Instructions to follow
Reproduce the material in full, exactly as written.

Data in this exercise
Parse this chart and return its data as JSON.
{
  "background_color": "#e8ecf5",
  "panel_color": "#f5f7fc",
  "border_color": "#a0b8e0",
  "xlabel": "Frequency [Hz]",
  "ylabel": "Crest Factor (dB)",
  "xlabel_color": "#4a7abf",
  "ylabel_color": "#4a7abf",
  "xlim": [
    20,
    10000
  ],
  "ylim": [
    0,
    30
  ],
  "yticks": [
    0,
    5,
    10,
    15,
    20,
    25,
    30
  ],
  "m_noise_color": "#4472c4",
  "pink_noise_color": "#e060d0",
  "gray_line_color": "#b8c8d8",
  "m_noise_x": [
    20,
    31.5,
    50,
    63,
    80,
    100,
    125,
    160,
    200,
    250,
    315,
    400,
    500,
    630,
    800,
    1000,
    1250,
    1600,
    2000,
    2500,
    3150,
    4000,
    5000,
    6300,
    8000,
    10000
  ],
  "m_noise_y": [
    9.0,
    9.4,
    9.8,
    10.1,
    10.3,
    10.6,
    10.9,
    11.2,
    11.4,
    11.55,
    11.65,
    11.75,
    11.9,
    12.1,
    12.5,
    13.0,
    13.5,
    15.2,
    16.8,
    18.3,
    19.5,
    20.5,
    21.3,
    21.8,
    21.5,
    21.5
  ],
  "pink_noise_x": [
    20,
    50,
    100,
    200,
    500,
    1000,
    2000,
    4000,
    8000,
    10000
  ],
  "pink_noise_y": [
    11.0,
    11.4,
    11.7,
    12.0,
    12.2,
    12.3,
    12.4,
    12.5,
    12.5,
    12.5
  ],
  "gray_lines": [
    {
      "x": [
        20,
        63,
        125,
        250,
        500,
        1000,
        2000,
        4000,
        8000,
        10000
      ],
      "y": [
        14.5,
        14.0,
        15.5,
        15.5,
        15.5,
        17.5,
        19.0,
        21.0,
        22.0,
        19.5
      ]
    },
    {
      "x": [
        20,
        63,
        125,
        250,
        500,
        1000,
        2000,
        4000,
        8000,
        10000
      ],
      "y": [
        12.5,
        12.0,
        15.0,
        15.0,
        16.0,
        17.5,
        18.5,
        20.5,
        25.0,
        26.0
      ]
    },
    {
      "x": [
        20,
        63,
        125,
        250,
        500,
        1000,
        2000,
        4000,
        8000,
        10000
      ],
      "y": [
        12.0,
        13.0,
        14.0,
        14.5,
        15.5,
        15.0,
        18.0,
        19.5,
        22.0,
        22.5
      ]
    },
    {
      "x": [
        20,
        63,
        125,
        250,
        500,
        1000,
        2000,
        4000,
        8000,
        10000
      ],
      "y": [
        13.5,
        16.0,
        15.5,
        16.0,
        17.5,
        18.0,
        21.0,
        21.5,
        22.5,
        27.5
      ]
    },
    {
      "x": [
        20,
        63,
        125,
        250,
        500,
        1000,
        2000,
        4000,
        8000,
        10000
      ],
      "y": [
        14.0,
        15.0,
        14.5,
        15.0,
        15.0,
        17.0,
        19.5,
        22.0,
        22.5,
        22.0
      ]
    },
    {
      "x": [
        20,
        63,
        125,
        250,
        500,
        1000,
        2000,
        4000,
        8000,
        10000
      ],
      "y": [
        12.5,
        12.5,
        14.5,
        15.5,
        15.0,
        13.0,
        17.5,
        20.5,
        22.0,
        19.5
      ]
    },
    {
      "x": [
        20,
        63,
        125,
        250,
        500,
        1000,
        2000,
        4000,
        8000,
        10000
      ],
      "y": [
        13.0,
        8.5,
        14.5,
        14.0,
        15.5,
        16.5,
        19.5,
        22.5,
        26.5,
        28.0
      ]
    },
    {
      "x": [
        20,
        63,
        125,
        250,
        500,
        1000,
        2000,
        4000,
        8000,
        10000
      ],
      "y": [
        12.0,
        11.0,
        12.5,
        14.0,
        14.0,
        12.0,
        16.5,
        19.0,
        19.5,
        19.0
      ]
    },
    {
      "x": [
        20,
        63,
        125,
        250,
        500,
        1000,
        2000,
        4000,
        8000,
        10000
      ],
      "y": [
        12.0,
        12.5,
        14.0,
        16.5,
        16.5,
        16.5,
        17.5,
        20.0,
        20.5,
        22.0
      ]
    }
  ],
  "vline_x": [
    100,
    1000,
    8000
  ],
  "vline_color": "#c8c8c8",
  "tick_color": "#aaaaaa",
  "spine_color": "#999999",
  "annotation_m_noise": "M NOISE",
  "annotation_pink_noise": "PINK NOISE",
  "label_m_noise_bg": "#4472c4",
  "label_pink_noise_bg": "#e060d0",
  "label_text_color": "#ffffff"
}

Answer below
Parse this chart and return its data as JSON.
{
  "background_color": "#e8ecf5",
  "panel_color": "#f5f7fc",
  "border_color": "#a0b8e0",
  "xlabel": "Frequency [Hz]",
  "ylabel": "Crest Factor (dB)",
  "xlabel_color": "#4a7abf",
  "ylabel_color": "#4a7abf",
  "xlim": [
    20,
    10000
  ],
  "ylim": [
    0,
    30
  ],
  "yticks": [
    0,
    5,
    10,
    15,
    20,
    25,
    30
  ],
  "m_noise_color": "#4472c4",
  "pink_noise_color": "#e060d0",
  "gray_line_color": "#b8c8d8",
  "m_noise_x": [
    20,
    31.5,
    50,
    63,
    80,
    100,
    125,
    160,
    200,
    250,
    315,
    400,
    500,
    630,
    800,
    1000,
    1250,
    1600,
    2000,
    2500,
    3150,
    4000,
    5000,
    6300,
    8000,
    10000
  ],
  "m_noise_y": [
    9.0,
    9.4,
    9.8,
    10.1,
    10.3,
    10.6,
    10.9,
    11.2,
    11.4,
    11.55,
    11.65,
    11.75,
    11.9,
    12.1,
    12.5,
    13.0,
    13.5,
    15.2,
    16.8,
    18.3,
    19.5,
    20.5,
    21.3,
    21.8,
    21.5,
    21.5
  ],
  "pink_noise_x": [
    20,
    50,
    100,
    200,
    500,
    1000,
    2000,
    4000,
    8000,
    10000
  ],
  "pink_noise_y": [
    11.0,
    11.4,
    11.7,
    12.0,
    12.2,
    12.3,
    12.4,
    12.5,
    12.5,
    12.5
  ],
  "gray_lines": [
    {
      "x": [
        20,
        63,
        125,
        250,
        500,
        1000,
        2000,
        4000,
        8000,
        10000
      ],
      "y": [
        14.5,
        14.0,
        15.5,
        15.5,
        15.5,
        17.5,
        19.0,
        21.0,
        22.0,
        19.5
      ]
    },
    {
      "x": [
        20,
        63,
        125,
        250,
        500,
        1000,
        2000,
        4000,
        8000,
        10000
      ],
      "y": [
        12.5,
        12.0,
        15.0,
        15.0,
        16.0,
        17.5,
        18.5,
        20.5,
        25.0,
        26.0
      ]
    },
    {
      "x": [
        20,
        63,
        125,
        250,
        500,
        1000,
        2000,
        4000,
        8000,
        10000
      ],
      "y": [
        12.0,
        13.0,
        14.0,
        14.5,
        15.5,
        15.0,
        18.0,
        19.5,
        22.0,
        22.5
      ]
    },
    {
      "x": [
        20,
        63,
        125,
        250,
        500,
        1000,
        2000,
        4000,
        8000,
        10000
      ],
      "y": [
        13.5,
        16.0,
        15.5,
        16.0,
        17.5,
        18.0,
        21.0,
        21.5,
        22.5,
        27.5
      ]
    },
    {
      "x": [
        20,
        63,
        125,
        250,
        500,
        1000,
        2000,
        4000,
        8000,
        10000
      ],
      "y": [
        14.0,
        15.0,
        14.5,
        15.0,
        15.0,
        17.0,
        19.5,
        22.0,
        22.5,
        22.0
      ]
    },
    {
      "x": [
        20,
        63,
        125,
        250,
        500,
        1000,
        2000,
        4000,
        8000,
        10000
      ],
      "y": [
        12.5,
        12.5,
        14.5,
        15.5,
        15.0,
        13.0,
        17.5,
        20.5,
        22.0,
        19.5
      ]
    },
    {
      "x": [
        20,
        63,
        125,
        250,
        500,
        1000,
        2000,
        4000,
        8000,
        10000
      ],
      "y": [
        13.0,
        8.5,
        14.5,
        14.0,
        15.5,
        16.5,
        19.5,
        22.5,
        26.5,
        28.0
      ]
    },
    {
      "x": [
        20,
        63,
        125,
        250,
        500,
        1000,
        2000,
        4000,
        8000,
        10000
      ],
      "y": [
        12.0,
        11.0,
        12.5,
        14.0,
        14.0,
        12.0,
        16.5,
        19.0,
        19.5,
        19.0
      ]
    },
    {
      "x": [
        20,
        63,
        125,
        250,
        500,
        1000,
        2000,
        4000,
        8000,
        10000
      ],
      "y": [
        12.0,
        12.5,
        14.0,
        16.5,
        16.5,
        16.5,
        17.5,
        20.0,
        20.5,
        22.0
      ]
    }
  ],
  "vline_x": [
    100,
    1000,
    8000
  ],
  "vline_color": "#c8c8c8",
  "tick_color": "#aaaaaa",
  "spine_color": "#999999",
  "annotation_m_noise": "M NOISE",
  "annotation_pink_noise": "PINK NOISE",
  "label_m_noise_bg": "#4472c4",
  "label_pink_noise_bg": "#e060d0",
  "label_text_color": "#ffffff"
}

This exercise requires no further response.